__Data rows__
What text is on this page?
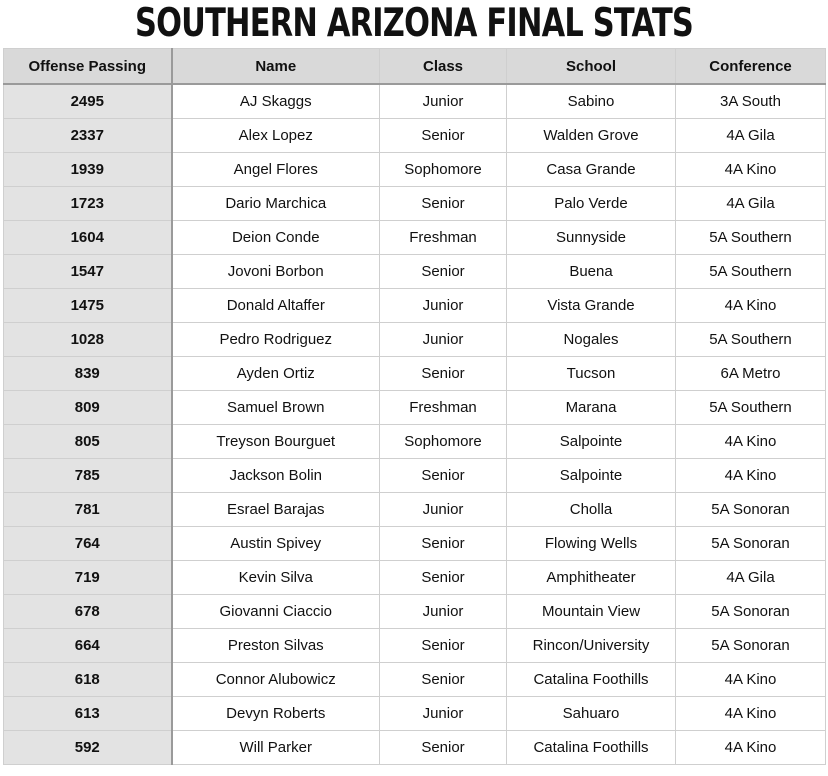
SOUTHERN ARIZONA FINAL STATS
Offense Passing	Name	Class	School	Conference
2495	AJ Skaggs	Junior	Sabino	3A South
2337	Alex Lopez	Senior	Walden Grove	4A Gila
1939	Angel Flores	Sophomore	Casa Grande	4A Kino
1723	Dario Marchica	Senior	Palo Verde	4A Gila
1604	Deion Conde	Freshman	Sunnyside	5A Southern
1547	Jovoni Borbon	Senior	Buena	5A Southern
1475	Donald Altaffer	Junior	Vista Grande	4A Kino
1028	Pedro Rodriguez	Junior	Nogales	5A Southern
839	Ayden Ortiz	Senior	Tucson	6A Metro
809	Samuel Brown	Freshman	Marana	5A Southern
805	Treyson Bourguet	Sophomore	Salpointe	4A Kino
785	Jackson Bolin	Senior	Salpointe	4A Kino
781	Esrael Barajas	Junior	Cholla	5A Sonoran
764	Austin Spivey	Senior	Flowing Wells	5A Sonoran
719	Kevin Silva	Senior	Amphitheater	4A Gila
678	Giovanni Ciaccio	Junior	Mountain View	5A Sonoran
664	Preston Silvas	Senior	Rincon/University	5A Sonoran
618	Connor Alubowicz	Senior	Catalina Foothills	4A Kino
613	Devyn Roberts	Junior	Sahuaro	4A Kino
592	Will Parker	Senior	Catalina Foothills	4A Kino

__Given instruction__
Transcribe every entry above exactly. Omit all pictures.

__Full answer__
What text is on this page?
SOUTHERN ARIZONA FINAL STATS
Offense Passing	Name	Class	School	Conference
2495	AJ Skaggs	Junior	Sabino	3A South
2337	Alex Lopez	Senior	Walden Grove	4A Gila
1939	Angel Flores	Sophomore	Casa Grande	4A Kino
1723	Dario Marchica	Senior	Palo Verde	4A Gila
1604	Deion Conde	Freshman	Sunnyside	5A Southern
1547	Jovoni Borbon	Senior	Buena	5A Southern
1475	Donald Altaffer	Junior	Vista Grande	4A Kino
1028	Pedro Rodriguez	Junior	Nogales	5A Southern
839	Ayden Ortiz	Senior	Tucson	6A Metro
809	Samuel Brown	Freshman	Marana	5A Southern
805	Treyson Bourguet	Sophomore	Salpointe	4A Kino
785	Jackson Bolin	Senior	Salpointe	4A Kino
781	Esrael Barajas	Junior	Cholla	5A Sonoran
764	Austin Spivey	Senior	Flowing Wells	5A Sonoran
719	Kevin Silva	Senior	Amphitheater	4A Gila
678	Giovanni Ciaccio	Junior	Mountain View	5A Sonoran
664	Preston Silvas	Senior	Rincon/University	5A Sonoran
618	Connor Alubowicz	Senior	Catalina Foothills	4A Kino
613	Devyn Roberts	Junior	Sahuaro	4A Kino
592	Will Parker	Senior	Catalina Foothills	4A Kino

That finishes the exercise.